◆ **EXERCISE DETAILS**:
In your copy, include every line of the listing below exactly but none of the pictures.

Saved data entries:
+---+

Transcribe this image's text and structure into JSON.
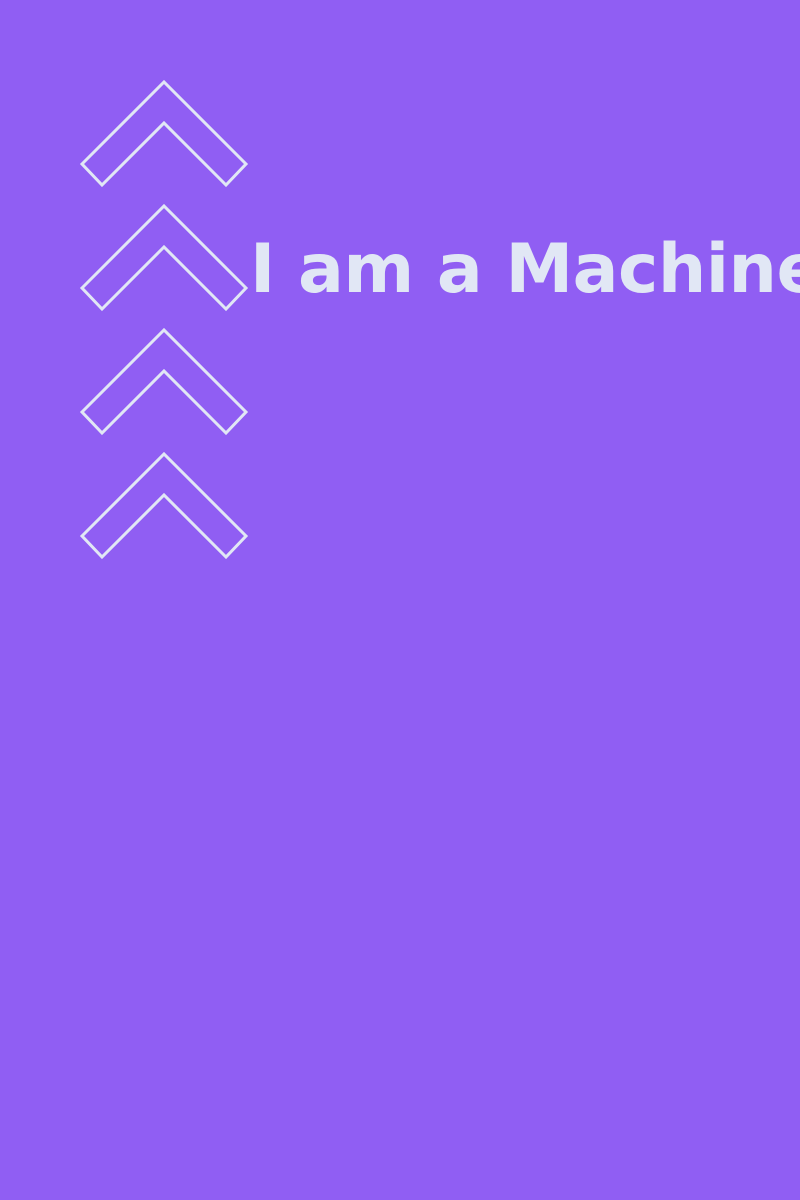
{
  "background_color": "#905EF3",
  "foreground_color": "#E1E7F5",
  "headline": {
    "text": "I am a Machine"
  },
  "decorations": {
    "icon": "double-chevron-up-outline-icon",
    "count": 4
  }
}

+---+

◆ **ANSWER TO THIS EXERCISE**:
Transcribe this image's text and structure into JSON.
{
  "background_color": "#905EF3",
  "foreground_color": "#E1E7F5",
  "headline": {
    "text": "I am a Machine"
  },
  "decorations": {
    "icon": "double-chevron-up-outline-icon",
    "count": 4
  }
}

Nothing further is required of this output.